* **Input data**:

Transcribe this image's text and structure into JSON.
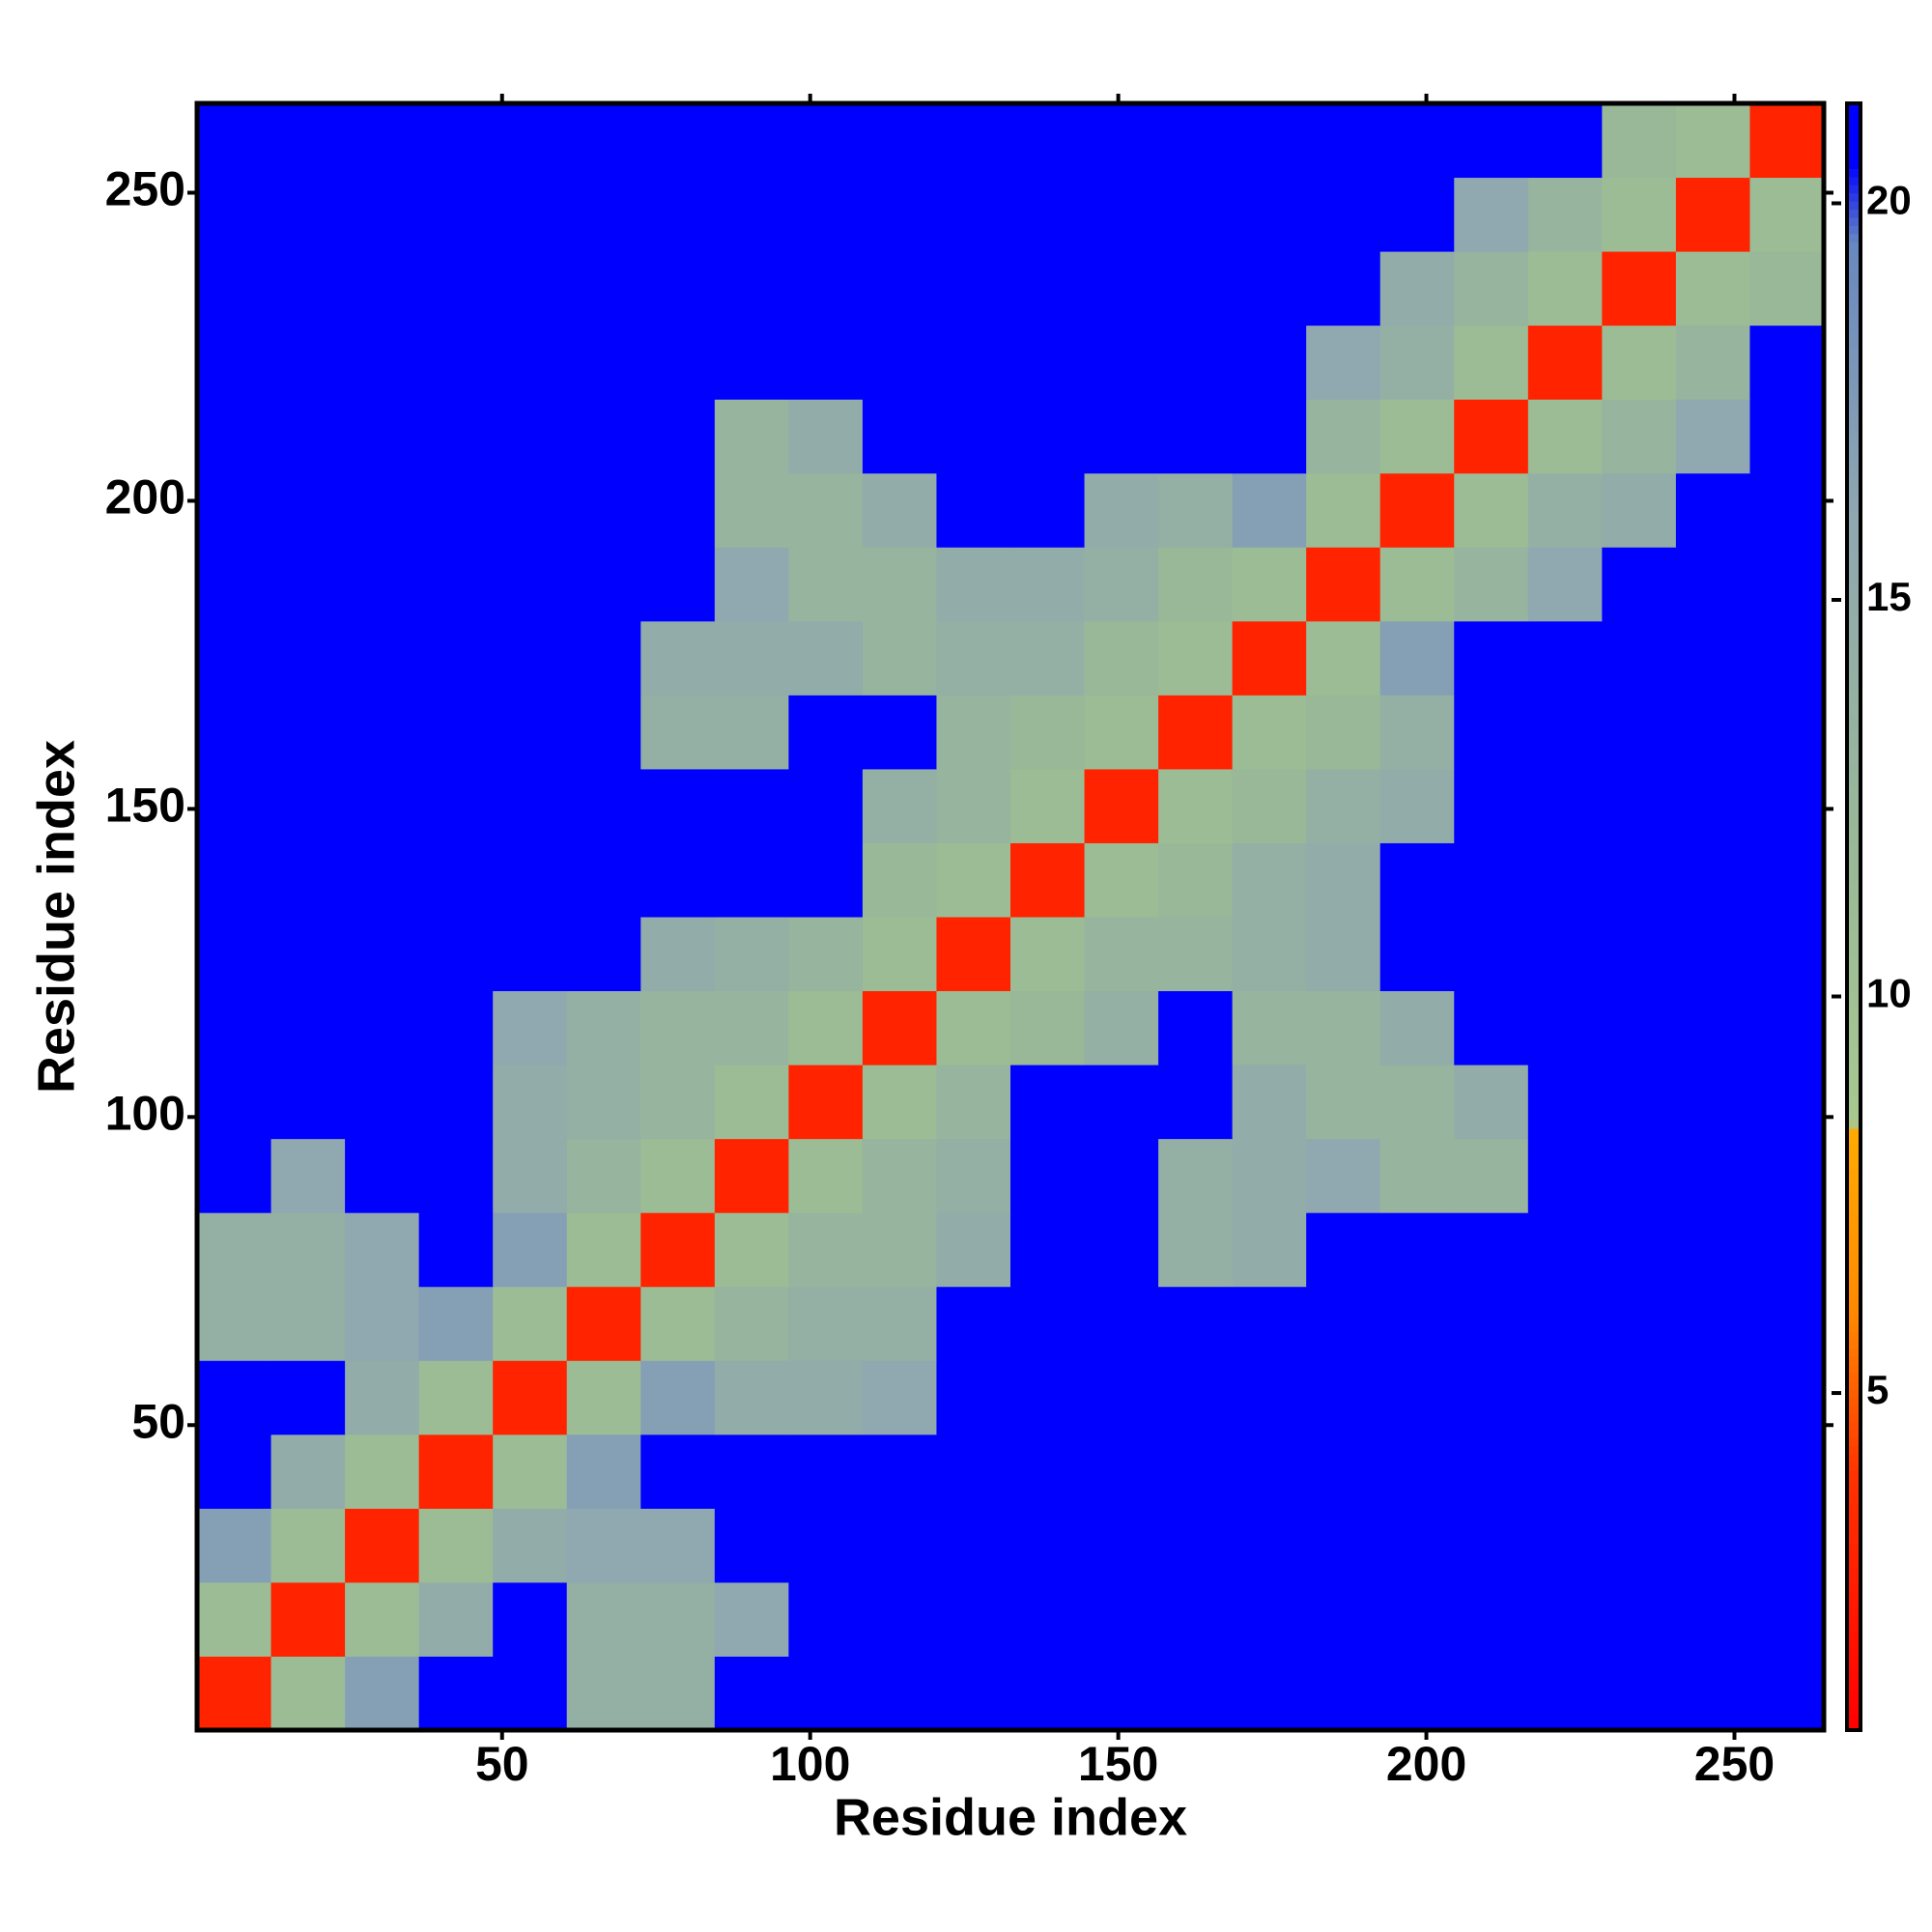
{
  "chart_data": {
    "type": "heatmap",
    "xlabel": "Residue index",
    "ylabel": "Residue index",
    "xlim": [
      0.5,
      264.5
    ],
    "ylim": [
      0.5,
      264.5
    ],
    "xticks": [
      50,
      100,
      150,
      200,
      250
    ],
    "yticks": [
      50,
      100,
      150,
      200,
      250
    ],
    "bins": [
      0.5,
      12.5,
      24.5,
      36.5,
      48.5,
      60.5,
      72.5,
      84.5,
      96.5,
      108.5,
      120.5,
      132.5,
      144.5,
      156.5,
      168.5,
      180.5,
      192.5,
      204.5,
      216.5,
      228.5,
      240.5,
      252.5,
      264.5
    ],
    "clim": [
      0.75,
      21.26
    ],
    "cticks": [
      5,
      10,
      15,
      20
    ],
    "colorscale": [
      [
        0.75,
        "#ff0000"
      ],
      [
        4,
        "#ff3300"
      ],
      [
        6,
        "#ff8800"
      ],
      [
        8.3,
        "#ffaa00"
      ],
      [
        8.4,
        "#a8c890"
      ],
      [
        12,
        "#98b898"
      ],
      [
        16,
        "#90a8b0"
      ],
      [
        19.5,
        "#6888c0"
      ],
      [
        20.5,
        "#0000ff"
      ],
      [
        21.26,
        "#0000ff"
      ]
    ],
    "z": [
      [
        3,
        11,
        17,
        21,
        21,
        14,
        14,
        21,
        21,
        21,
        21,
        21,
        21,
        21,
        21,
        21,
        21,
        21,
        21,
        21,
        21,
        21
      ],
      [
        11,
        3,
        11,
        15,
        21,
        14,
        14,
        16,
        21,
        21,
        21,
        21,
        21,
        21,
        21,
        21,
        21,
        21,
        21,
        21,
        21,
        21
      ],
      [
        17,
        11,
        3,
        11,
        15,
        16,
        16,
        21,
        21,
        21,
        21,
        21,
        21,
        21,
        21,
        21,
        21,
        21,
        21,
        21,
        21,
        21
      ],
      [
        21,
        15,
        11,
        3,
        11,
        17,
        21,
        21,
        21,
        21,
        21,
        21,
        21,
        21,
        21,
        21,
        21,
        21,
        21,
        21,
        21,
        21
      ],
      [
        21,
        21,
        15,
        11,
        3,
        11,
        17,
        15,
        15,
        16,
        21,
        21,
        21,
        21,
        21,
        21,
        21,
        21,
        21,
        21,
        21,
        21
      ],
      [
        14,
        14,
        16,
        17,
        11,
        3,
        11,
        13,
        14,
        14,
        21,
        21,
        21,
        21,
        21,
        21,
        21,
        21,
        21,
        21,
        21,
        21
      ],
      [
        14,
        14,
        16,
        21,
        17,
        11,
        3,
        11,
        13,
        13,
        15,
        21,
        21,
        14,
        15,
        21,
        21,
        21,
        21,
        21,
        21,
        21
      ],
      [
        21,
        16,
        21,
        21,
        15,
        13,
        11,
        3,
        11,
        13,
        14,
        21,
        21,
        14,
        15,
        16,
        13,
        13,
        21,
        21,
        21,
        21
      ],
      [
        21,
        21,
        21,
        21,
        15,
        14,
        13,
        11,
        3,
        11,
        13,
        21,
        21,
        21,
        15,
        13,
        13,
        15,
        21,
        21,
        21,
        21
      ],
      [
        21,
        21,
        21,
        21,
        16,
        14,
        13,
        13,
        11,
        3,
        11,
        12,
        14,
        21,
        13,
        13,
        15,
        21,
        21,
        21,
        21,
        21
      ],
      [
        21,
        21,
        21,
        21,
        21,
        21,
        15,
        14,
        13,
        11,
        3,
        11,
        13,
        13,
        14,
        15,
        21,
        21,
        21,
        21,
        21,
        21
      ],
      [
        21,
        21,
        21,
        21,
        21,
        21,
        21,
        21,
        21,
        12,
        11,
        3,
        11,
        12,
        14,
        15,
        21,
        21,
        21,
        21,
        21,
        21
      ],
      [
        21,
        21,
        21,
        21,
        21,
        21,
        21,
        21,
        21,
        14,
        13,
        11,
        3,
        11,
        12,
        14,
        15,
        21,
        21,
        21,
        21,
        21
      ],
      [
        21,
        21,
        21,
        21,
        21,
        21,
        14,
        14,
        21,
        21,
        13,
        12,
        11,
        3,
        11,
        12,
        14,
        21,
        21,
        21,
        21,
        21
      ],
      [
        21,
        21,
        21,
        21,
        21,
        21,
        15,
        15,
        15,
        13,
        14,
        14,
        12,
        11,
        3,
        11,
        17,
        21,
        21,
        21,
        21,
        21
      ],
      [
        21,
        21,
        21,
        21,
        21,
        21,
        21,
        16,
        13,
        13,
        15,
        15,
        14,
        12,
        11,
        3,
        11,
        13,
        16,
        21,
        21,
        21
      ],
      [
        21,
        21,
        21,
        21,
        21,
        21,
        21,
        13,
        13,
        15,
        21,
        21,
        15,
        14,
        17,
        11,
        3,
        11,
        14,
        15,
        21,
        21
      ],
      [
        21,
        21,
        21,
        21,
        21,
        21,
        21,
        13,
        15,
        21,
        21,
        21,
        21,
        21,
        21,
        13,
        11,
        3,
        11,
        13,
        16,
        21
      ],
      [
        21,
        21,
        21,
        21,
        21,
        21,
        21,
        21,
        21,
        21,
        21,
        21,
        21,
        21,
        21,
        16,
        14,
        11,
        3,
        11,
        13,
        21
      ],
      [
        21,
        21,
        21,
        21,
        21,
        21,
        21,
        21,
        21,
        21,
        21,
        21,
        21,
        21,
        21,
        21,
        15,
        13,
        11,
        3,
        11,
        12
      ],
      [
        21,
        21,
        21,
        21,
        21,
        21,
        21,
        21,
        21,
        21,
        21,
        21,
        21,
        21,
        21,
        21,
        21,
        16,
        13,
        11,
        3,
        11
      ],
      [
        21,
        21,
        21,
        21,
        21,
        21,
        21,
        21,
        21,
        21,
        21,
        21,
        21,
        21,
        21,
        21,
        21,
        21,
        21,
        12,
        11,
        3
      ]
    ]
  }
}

* **Exercise aim**: Copy each line above where the string "index" occurs.

* **The response**:
    "xlabel": "Residue index",
    "ylabel": "Residue index",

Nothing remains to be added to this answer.